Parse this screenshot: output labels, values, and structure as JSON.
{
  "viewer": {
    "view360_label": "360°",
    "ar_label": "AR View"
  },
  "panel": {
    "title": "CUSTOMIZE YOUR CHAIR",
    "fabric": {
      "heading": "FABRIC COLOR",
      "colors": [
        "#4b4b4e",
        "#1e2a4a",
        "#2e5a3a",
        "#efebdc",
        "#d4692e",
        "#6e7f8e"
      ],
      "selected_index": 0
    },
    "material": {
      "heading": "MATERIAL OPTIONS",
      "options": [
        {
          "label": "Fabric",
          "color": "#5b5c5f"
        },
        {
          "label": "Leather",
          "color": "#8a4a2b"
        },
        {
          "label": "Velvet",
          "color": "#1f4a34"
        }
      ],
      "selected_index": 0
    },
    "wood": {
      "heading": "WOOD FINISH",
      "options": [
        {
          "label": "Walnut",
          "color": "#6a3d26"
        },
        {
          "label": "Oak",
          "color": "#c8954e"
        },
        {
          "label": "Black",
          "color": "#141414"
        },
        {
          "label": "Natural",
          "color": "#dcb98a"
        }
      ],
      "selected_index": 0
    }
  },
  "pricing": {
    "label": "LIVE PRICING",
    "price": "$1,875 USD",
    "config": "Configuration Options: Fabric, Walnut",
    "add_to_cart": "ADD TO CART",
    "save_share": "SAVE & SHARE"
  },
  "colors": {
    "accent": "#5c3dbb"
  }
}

### Problem statement
Copy out the full material exactly as it appears.

### Answer to the exercise
Parse this screenshot: output labels, values, and structure as JSON.
{
  "viewer": {
    "view360_label": "360°",
    "ar_label": "AR View"
  },
  "panel": {
    "title": "CUSTOMIZE YOUR CHAIR",
    "fabric": {
      "heading": "FABRIC COLOR",
      "colors": [
        "#4b4b4e",
        "#1e2a4a",
        "#2e5a3a",
        "#efebdc",
        "#d4692e",
        "#6e7f8e"
      ],
      "selected_index": 0
    },
    "material": {
      "heading": "MATERIAL OPTIONS",
      "options": [
        {
          "label": "Fabric",
          "color": "#5b5c5f"
        },
        {
          "label": "Leather",
          "color": "#8a4a2b"
        },
        {
          "label": "Velvet",
          "color": "#1f4a34"
        }
      ],
      "selected_index": 0
    },
    "wood": {
      "heading": "WOOD FINISH",
      "options": [
        {
          "label": "Walnut",
          "color": "#6a3d26"
        },
        {
          "label": "Oak",
          "color": "#c8954e"
        },
        {
          "label": "Black",
          "color": "#141414"
        },
        {
          "label": "Natural",
          "color": "#dcb98a"
        }
      ],
      "selected_index": 0
    }
  },
  "pricing": {
    "label": "LIVE PRICING",
    "price": "$1,875 USD",
    "config": "Configuration Options: Fabric, Walnut",
    "add_to_cart": "ADD TO CART",
    "save_share": "SAVE & SHARE"
  },
  "colors": {
    "accent": "#5c3dbb"
  }
}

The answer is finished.